Task description.
Quote the material word for word, from its first line through the line containing "825, 980, 827]".

** Start **

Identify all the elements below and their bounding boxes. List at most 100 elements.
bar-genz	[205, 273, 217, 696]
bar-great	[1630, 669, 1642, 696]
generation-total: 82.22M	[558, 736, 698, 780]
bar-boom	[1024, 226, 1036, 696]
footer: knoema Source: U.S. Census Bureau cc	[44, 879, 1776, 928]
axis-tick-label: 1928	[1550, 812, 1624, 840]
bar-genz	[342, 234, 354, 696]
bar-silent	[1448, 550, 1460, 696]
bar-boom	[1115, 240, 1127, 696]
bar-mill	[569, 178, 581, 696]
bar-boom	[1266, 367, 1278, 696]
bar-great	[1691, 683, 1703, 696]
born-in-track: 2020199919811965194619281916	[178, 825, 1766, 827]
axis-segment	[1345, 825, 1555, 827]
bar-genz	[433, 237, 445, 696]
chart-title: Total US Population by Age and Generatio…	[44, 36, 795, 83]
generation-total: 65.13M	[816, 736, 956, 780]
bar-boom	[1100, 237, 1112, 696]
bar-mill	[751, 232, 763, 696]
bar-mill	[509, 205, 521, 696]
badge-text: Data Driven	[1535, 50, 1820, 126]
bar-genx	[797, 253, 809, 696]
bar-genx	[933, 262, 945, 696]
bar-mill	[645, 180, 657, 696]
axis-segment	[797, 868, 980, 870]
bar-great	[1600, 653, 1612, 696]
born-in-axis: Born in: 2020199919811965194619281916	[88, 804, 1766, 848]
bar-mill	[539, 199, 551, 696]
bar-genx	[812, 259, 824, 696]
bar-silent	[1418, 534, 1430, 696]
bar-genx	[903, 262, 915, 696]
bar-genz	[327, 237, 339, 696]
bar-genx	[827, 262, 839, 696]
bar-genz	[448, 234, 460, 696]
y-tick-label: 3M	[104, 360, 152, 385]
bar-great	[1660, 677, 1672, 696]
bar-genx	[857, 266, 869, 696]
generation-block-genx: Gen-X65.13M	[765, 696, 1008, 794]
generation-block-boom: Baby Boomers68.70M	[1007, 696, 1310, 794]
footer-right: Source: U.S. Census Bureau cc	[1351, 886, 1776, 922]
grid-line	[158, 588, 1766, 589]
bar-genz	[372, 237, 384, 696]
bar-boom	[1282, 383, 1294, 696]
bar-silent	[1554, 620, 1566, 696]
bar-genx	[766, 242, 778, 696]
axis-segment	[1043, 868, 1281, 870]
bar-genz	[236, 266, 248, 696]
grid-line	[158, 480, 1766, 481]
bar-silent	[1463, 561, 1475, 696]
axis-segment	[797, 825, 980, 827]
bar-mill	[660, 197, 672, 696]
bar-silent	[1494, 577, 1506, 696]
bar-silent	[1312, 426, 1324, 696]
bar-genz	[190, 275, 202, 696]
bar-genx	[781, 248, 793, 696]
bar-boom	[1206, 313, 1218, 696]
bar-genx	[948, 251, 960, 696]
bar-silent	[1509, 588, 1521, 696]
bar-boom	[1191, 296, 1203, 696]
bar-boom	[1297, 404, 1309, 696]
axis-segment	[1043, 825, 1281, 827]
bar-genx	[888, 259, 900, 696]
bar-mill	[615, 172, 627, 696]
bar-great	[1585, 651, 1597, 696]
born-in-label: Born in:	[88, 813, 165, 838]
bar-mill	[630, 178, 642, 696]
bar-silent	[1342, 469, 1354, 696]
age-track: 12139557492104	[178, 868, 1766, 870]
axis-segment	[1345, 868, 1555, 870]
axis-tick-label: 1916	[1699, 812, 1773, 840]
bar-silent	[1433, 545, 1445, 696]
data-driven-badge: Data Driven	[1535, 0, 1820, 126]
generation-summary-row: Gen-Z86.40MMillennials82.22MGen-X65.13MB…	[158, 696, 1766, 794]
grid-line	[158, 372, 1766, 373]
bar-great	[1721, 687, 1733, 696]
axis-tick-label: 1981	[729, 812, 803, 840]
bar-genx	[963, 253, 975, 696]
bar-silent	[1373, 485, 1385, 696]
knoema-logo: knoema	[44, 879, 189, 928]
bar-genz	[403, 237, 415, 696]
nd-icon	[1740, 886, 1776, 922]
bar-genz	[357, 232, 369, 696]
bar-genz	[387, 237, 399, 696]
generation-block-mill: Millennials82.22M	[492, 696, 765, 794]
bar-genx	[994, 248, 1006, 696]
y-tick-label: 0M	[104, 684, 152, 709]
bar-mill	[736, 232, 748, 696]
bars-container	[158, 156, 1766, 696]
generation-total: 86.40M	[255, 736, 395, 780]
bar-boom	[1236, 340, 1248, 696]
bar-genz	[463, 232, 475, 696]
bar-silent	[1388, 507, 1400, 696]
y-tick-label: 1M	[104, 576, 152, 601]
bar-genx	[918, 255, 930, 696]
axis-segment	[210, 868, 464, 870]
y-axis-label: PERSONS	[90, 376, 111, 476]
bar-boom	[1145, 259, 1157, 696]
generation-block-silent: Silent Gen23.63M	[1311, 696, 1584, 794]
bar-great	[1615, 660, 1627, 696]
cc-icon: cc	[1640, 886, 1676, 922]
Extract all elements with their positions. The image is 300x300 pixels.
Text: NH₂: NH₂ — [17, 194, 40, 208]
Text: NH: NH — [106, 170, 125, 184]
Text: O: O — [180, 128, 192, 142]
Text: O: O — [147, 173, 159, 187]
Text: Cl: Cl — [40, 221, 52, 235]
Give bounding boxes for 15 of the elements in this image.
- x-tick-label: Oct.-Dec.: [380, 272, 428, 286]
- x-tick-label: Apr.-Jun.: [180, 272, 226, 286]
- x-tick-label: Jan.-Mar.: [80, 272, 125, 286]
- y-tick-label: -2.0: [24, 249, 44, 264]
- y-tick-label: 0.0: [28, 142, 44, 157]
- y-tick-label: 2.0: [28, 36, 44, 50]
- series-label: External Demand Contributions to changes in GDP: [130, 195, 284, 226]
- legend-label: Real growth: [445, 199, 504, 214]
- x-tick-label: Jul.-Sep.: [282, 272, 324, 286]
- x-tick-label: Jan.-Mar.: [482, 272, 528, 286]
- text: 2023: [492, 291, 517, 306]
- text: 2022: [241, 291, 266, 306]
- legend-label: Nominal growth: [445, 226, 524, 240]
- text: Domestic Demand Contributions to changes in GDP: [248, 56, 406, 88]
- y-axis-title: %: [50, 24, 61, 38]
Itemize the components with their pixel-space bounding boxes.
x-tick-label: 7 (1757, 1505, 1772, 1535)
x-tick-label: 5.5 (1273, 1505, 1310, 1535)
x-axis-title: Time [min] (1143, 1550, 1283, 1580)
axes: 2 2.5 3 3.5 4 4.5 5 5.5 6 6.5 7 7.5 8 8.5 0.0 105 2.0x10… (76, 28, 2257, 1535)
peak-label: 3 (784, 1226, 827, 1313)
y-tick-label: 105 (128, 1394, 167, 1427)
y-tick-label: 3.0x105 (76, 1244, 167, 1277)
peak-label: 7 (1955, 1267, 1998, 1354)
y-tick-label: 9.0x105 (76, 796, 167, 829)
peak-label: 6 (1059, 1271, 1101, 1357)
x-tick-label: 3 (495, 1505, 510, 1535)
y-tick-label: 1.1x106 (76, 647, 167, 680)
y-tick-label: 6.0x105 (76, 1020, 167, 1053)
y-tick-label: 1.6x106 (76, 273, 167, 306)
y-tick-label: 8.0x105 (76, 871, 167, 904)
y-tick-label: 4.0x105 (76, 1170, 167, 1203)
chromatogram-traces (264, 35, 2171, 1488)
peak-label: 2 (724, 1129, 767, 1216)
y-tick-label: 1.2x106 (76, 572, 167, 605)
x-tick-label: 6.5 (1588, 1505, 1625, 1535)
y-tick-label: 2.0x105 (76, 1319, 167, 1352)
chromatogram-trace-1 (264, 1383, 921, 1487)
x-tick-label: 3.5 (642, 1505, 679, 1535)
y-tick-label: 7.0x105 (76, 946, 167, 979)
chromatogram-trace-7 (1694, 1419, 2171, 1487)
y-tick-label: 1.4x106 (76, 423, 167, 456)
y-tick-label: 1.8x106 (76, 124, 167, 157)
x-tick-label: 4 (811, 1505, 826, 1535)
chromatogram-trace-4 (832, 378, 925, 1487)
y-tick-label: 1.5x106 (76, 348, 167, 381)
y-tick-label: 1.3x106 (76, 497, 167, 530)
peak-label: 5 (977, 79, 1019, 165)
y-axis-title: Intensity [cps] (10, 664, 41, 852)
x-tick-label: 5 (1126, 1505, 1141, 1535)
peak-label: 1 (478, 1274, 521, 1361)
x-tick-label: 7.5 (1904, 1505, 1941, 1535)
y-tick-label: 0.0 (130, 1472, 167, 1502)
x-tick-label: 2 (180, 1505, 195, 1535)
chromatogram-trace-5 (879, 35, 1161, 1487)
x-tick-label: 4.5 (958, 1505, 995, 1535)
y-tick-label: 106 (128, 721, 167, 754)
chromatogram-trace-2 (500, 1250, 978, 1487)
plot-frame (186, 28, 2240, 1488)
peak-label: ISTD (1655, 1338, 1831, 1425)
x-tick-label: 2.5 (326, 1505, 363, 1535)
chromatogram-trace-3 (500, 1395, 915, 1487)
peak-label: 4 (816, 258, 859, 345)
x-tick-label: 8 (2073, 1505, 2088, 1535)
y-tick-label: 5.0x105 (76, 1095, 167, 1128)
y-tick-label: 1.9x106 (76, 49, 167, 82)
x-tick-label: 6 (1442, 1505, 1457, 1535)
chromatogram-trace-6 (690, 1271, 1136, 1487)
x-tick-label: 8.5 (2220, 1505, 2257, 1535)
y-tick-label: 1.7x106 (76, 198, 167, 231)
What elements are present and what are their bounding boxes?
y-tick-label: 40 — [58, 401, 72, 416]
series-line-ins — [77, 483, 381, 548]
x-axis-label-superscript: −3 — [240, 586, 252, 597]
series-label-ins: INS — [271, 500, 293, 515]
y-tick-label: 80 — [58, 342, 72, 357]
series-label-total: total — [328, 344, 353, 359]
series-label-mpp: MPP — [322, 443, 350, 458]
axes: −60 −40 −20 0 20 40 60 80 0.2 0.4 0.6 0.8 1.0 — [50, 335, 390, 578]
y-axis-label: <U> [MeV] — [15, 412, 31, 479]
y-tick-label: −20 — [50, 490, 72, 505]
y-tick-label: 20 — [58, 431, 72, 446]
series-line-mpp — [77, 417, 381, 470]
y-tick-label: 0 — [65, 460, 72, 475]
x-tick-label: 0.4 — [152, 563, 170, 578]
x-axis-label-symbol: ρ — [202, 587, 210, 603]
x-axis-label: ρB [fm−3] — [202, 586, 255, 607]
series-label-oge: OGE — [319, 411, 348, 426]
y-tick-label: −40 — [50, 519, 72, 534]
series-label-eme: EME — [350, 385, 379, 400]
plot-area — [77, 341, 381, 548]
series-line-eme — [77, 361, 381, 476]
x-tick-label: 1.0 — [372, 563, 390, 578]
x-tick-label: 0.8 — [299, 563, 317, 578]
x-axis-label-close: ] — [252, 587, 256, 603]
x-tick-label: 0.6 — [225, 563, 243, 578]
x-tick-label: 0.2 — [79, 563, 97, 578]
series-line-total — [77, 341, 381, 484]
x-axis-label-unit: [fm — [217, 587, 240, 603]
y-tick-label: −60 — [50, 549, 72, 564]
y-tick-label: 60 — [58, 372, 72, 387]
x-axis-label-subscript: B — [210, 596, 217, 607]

** End **

Reply to the task.
Identify all the elements below and their bounding boxes. List at most 100 elements.
bar-genz	[205, 273, 217, 696]
bar-great	[1630, 669, 1642, 696]
generation-total: 82.22M	[558, 736, 698, 780]
bar-boom	[1024, 226, 1036, 696]
footer: knoema Source: U.S. Census Bureau cc	[44, 879, 1776, 928]
axis-tick-label: 1928	[1550, 812, 1624, 840]
bar-genz	[342, 234, 354, 696]
bar-silent	[1448, 550, 1460, 696]
bar-boom	[1115, 240, 1127, 696]
bar-mill	[569, 178, 581, 696]
bar-boom	[1266, 367, 1278, 696]
bar-great	[1691, 683, 1703, 696]
born-in-track: 2020199919811965194619281916	[178, 825, 1766, 827]
axis-segment	[1345, 825, 1555, 827]
bar-genz	[433, 237, 445, 696]
chart-title: Total US Population by Age and Generatio…	[44, 36, 795, 83]
generation-total: 65.13M	[816, 736, 956, 780]
bar-boom	[1100, 237, 1112, 696]
bar-mill	[751, 232, 763, 696]
bar-mill	[509, 205, 521, 696]
badge-text: Data Driven	[1535, 50, 1820, 126]
bar-genx	[797, 253, 809, 696]
bar-genx	[933, 262, 945, 696]
bar-mill	[645, 180, 657, 696]
axis-segment	[797, 868, 980, 870]
bar-great	[1600, 653, 1612, 696]
born-in-axis: Born in: 2020199919811965194619281916	[88, 804, 1766, 848]
bar-mill	[539, 199, 551, 696]
bar-genx	[812, 259, 824, 696]
bar-silent	[1418, 534, 1430, 696]
bar-genx	[903, 262, 915, 696]
bar-genz	[327, 237, 339, 696]
bar-genx	[827, 262, 839, 696]
bar-genz	[448, 234, 460, 696]
y-tick-label: 3M	[104, 360, 152, 385]
bar-great	[1660, 677, 1672, 696]
bar-genx	[857, 266, 869, 696]
generation-block-genx: Gen-X65.13M	[765, 696, 1008, 794]
generation-block-boom: Baby Boomers68.70M	[1007, 696, 1310, 794]
footer-right: Source: U.S. Census Bureau cc	[1351, 886, 1776, 922]
grid-line	[158, 588, 1766, 589]
bar-genz	[372, 237, 384, 696]
bar-boom	[1282, 383, 1294, 696]
bar-silent	[1554, 620, 1566, 696]
bar-genx	[766, 242, 778, 696]
axis-segment	[1043, 868, 1281, 870]
bar-genz	[236, 266, 248, 696]
grid-line	[158, 480, 1766, 481]
bar-silent	[1463, 561, 1475, 696]
axis-segment	[797, 825, 980, 827]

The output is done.